- _GOAL_
Every line of the material below must be repeated exactly.

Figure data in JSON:
* * * * * * * * *

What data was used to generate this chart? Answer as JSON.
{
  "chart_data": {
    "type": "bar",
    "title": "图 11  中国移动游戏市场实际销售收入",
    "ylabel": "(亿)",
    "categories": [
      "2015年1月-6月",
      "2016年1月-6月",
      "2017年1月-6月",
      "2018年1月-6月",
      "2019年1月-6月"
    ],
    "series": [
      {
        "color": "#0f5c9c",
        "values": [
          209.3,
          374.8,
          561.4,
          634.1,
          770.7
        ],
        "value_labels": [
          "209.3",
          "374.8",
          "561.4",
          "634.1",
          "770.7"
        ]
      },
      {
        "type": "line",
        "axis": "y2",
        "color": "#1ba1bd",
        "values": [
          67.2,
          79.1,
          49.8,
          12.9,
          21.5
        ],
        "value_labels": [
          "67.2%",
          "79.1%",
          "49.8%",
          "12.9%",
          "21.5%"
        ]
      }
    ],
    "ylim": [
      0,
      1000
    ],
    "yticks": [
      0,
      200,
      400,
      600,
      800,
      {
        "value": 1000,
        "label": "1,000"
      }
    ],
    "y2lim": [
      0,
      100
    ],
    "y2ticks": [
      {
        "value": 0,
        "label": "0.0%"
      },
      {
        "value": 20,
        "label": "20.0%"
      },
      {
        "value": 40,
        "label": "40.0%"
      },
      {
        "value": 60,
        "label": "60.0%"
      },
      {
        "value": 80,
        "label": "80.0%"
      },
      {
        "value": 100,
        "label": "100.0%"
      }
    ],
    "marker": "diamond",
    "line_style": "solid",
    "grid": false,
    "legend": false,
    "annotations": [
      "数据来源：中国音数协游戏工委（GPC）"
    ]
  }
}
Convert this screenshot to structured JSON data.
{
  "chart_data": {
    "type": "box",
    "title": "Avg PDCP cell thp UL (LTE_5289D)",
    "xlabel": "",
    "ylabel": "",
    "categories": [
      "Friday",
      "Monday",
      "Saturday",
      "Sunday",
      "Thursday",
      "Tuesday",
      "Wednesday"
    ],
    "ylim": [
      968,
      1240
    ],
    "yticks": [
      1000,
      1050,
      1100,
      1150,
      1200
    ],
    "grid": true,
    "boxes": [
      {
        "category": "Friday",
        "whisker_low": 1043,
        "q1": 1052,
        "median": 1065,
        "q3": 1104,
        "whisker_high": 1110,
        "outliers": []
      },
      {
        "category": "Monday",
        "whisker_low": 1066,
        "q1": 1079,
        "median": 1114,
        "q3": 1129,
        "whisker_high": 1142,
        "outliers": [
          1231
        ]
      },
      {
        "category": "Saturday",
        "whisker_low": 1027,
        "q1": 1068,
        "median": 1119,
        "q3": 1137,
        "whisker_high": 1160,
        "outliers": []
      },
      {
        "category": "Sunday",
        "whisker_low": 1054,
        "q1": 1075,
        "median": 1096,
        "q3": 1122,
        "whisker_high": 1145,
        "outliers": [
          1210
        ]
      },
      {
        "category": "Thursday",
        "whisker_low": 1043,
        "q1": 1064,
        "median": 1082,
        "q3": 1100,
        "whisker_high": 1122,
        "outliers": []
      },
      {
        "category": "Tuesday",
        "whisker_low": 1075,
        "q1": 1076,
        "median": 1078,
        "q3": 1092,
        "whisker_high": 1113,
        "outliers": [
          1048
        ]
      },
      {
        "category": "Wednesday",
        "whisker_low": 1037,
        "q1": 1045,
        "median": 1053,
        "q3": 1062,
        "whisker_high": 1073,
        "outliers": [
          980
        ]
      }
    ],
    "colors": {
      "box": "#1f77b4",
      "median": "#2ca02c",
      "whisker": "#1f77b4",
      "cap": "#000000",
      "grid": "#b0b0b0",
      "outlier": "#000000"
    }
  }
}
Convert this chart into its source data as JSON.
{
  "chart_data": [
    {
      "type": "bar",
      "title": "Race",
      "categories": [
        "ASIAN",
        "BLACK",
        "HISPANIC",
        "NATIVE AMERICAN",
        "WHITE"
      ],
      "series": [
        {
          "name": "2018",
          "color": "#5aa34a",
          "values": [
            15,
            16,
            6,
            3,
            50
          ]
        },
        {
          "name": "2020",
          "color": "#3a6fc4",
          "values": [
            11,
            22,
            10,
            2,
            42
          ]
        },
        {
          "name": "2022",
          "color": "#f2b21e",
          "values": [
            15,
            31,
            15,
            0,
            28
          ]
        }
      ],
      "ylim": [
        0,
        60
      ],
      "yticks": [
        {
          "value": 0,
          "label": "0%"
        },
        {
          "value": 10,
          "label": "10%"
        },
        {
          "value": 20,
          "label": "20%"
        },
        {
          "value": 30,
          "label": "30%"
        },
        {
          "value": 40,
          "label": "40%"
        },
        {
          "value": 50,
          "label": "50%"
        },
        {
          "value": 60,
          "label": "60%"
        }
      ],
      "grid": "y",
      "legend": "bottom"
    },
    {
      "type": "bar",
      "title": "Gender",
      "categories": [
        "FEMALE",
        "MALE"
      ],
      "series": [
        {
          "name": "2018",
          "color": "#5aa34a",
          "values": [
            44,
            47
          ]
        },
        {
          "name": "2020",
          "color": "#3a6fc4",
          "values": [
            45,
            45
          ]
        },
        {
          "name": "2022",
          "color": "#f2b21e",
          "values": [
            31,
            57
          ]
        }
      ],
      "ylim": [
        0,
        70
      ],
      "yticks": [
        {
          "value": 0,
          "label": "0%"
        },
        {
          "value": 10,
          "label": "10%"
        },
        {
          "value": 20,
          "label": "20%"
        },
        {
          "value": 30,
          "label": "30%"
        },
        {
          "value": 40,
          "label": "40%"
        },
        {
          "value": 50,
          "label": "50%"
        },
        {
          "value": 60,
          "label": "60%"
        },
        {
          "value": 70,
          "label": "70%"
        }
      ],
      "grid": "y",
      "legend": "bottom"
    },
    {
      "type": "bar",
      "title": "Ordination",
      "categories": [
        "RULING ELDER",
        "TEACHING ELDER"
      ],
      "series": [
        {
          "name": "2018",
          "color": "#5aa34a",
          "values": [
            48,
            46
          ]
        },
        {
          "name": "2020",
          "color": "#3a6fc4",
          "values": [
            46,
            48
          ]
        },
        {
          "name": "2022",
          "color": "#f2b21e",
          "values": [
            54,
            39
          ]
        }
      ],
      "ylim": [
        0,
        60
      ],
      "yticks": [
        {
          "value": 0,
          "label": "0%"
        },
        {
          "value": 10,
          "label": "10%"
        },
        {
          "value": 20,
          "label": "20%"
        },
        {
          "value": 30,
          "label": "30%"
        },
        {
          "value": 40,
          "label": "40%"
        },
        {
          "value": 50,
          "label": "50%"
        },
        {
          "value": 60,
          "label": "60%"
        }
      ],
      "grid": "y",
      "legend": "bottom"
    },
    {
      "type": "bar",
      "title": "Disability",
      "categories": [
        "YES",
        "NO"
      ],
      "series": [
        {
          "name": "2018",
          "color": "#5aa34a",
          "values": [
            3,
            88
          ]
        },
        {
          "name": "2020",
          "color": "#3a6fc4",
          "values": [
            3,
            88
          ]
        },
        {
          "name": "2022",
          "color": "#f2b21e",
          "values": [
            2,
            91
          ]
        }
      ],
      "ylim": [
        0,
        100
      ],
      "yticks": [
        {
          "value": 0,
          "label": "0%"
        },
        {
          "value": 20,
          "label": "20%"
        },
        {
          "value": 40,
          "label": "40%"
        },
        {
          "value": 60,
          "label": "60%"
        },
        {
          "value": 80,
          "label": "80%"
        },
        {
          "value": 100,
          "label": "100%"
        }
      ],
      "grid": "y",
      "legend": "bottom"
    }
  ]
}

* * * * * * * * *

- _RESPONSE BELOW_
What data was used to generate this chart? Answer as JSON.
{
  "chart_data": {
    "type": "bar",
    "title": "图 11  中国移动游戏市场实际销售收入",
    "ylabel": "(亿)",
    "categories": [
      "2015年1月-6月",
      "2016年1月-6月",
      "2017年1月-6月",
      "2018年1月-6月",
      "2019年1月-6月"
    ],
    "series": [
      {
        "color": "#0f5c9c",
        "values": [
          209.3,
          374.8,
          561.4,
          634.1,
          770.7
        ],
        "value_labels": [
          "209.3",
          "374.8",
          "561.4",
          "634.1",
          "770.7"
        ]
      },
      {
        "type": "line",
        "axis": "y2",
        "color": "#1ba1bd",
        "values": [
          67.2,
          79.1,
          49.8,
          12.9,
          21.5
        ],
        "value_labels": [
          "67.2%",
          "79.1%",
          "49.8%",
          "12.9%",
          "21.5%"
        ]
      }
    ],
    "ylim": [
      0,
      1000
    ],
    "yticks": [
      0,
      200,
      400,
      600,
      800,
      {
        "value": 1000,
        "label": "1,000"
      }
    ],
    "y2lim": [
      0,
      100
    ],
    "y2ticks": [
      {
        "value": 0,
        "label": "0.0%"
      },
      {
        "value": 20,
        "label": "20.0%"
      },
      {
        "value": 40,
        "label": "40.0%"
      },
      {
        "value": 60,
        "label": "60.0%"
      },
      {
        "value": 80,
        "label": "80.0%"
      },
      {
        "value": 100,
        "label": "100.0%"
      }
    ],
    "marker": "diamond",
    "line_style": "solid",
    "grid": false,
    "legend": false,
    "annotations": [
      "数据来源：中国音数协游戏工委（GPC）"
    ]
  }
}
Convert this screenshot to structured JSON data.
{
  "chart_data": {
    "type": "box",
    "title": "Avg PDCP cell thp UL (LTE_5289D)",
    "xlabel": "",
    "ylabel": "",
    "categories": [
      "Friday",
      "Monday",
      "Saturday",
      "Sunday",
      "Thursday",
      "Tuesday",
      "Wednesday"
    ],
    "ylim": [
      968,
      1240
    ],
    "yticks": [
      1000,
      1050,
      1100,
      1150,
      1200
    ],
    "grid": true,
    "boxes": [
      {
        "category": "Friday",
        "whisker_low": 1043,
        "q1": 1052,
        "median": 1065,
        "q3": 1104,
        "whisker_high": 1110,
        "outliers": []
      },
      {
        "category": "Monday",
        "whisker_low": 1066,
        "q1": 1079,
        "median": 1114,
        "q3": 1129,
        "whisker_high": 1142,
        "outliers": [
          1231
        ]
      },
      {
        "category": "Saturday",
        "whisker_low": 1027,
        "q1": 1068,
        "median": 1119,
        "q3": 1137,
        "whisker_high": 1160,
        "outliers": []
      },
      {
        "category": "Sunday",
        "whisker_low": 1054,
        "q1": 1075,
        "median": 1096,
        "q3": 1122,
        "whisker_high": 1145,
        "outliers": [
          1210
        ]
      },
      {
        "category": "Thursday",
        "whisker_low": 1043,
        "q1": 1064,
        "median": 1082,
        "q3": 1100,
        "whisker_high": 1122,
        "outliers": []
      },
      {
        "category": "Tuesday",
        "whisker_low": 1075,
        "q1": 1076,
        "median": 1078,
        "q3": 1092,
        "whisker_high": 1113,
        "outliers": [
          1048
        ]
      },
      {
        "category": "Wednesday",
        "whisker_low": 1037,
        "q1": 1045,
        "median": 1053,
        "q3": 1062,
        "whisker_high": 1073,
        "outliers": [
          980
        ]
      }
    ],
    "colors": {
      "box": "#1f77b4",
      "median": "#2ca02c",
      "whisker": "#1f77b4",
      "cap": "#000000",
      "grid": "#b0b0b0",
      "outlier": "#000000"
    }
  }
}
Convert this chart into its source data as JSON.
{
  "chart_data": [
    {
      "type": "bar",
      "title": "Race",
      "categories": [
        "ASIAN",
        "BLACK",
        "HISPANIC",
        "NATIVE AMERICAN",
        "WHITE"
      ],
      "series": [
        {
          "name": "2018",
          "color": "#5aa34a",
          "values": [
            15,
            16,
            6,
            3,
            50
          ]
        },
        {
          "name": "2020",
          "color": "#3a6fc4",
          "values": [
            11,
            22,
            10,
            2,
            42
          ]
        },
        {
          "name": "2022",
          "color": "#f2b21e",
          "values": [
            15,
            31,
            15,
            0,
            28
          ]
        }
      ],
      "ylim": [
        0,
        60
      ],
      "yticks": [
        {
          "value": 0,
          "label": "0%"
        },
        {
          "value": 10,
          "label": "10%"
        },
        {
          "value": 20,
          "label": "20%"
        },
        {
          "value": 30,
          "label": "30%"
        },
        {
          "value": 40,
          "label": "40%"
        },
        {
          "value": 50,
          "label": "50%"
        },
        {
          "value": 60,
          "label": "60%"
        }
      ],
      "grid": "y",
      "legend": "bottom"
    },
    {
      "type": "bar",
      "title": "Gender",
      "categories": [
        "FEMALE",
        "MALE"
      ],
      "series": [
        {
          "name": "2018",
          "color": "#5aa34a",
          "values": [
            44,
            47
          ]
        },
        {
          "name": "2020",
          "color": "#3a6fc4",
          "values": [
            45,
            45
          ]
        },
        {
          "name": "2022",
          "color": "#f2b21e",
          "values": [
            31,
            57
          ]
        }
      ],
      "ylim": [
        0,
        70
      ],
      "yticks": [
        {
          "value": 0,
          "label": "0%"
        },
        {
          "value": 10,
          "label": "10%"
        },
        {
          "value": 20,
          "label": "20%"
        },
        {
          "value": 30,
          "label": "30%"
        },
        {
          "value": 40,
          "label": "40%"
        },
        {
          "value": 50,
          "label": "50%"
        },
        {
          "value": 60,
          "label": "60%"
        },
        {
          "value": 70,
          "label": "70%"
        }
      ],
      "grid": "y",
      "legend": "bottom"
    },
    {
      "type": "bar",
      "title": "Ordination",
      "categories": [
        "RULING ELDER",
        "TEACHING ELDER"
      ],
      "series": [
        {
          "name": "2018",
          "color": "#5aa34a",
          "values": [
            48,
            46
          ]
        },
        {
          "name": "2020",
          "color": "#3a6fc4",
          "values": [
            46,
            48
          ]
        },
        {
          "name": "2022",
          "color": "#f2b21e",
          "values": [
            54,
            39
          ]
        }
      ],
      "ylim": [
        0,
        60
      ],
      "yticks": [
        {
          "value": 0,
          "label": "0%"
        },
        {
          "value": 10,
          "label": "10%"
        },
        {
          "value": 20,
          "label": "20%"
        },
        {
          "value": 30,
          "label": "30%"
        },
        {
          "value": 40,
          "label": "40%"
        },
        {
          "value": 50,
          "label": "50%"
        },
        {
          "value": 60,
          "label": "60%"
        }
      ],
      "grid": "y",
      "legend": "bottom"
    },
    {
      "type": "bar",
      "title": "Disability",
      "categories": [
        "YES",
        "NO"
      ],
      "series": [
        {
          "name": "2018",
          "color": "#5aa34a",
          "values": [
            3,
            88
          ]
        },
        {
          "name": "2020",
          "color": "#3a6fc4",
          "values": [
            3,
            88
          ]
        },
        {
          "name": "2022",
          "color": "#f2b21e",
          "values": [
            2,
            91
          ]
        }
      ],
      "ylim": [
        0,
        100
      ],
      "yticks": [
        {
          "value": 0,
          "label": "0%"
        },
        {
          "value": 20,
          "label": "20%"
        },
        {
          "value": 40,
          "label": "40%"
        },
        {
          "value": 60,
          "label": "60%"
        },
        {
          "value": 80,
          "label": "80%"
        },
        {
          "value": 100,
          "label": "100%"
        }
      ],
      "grid": "y",
      "legend": "bottom"
    }
  ]
}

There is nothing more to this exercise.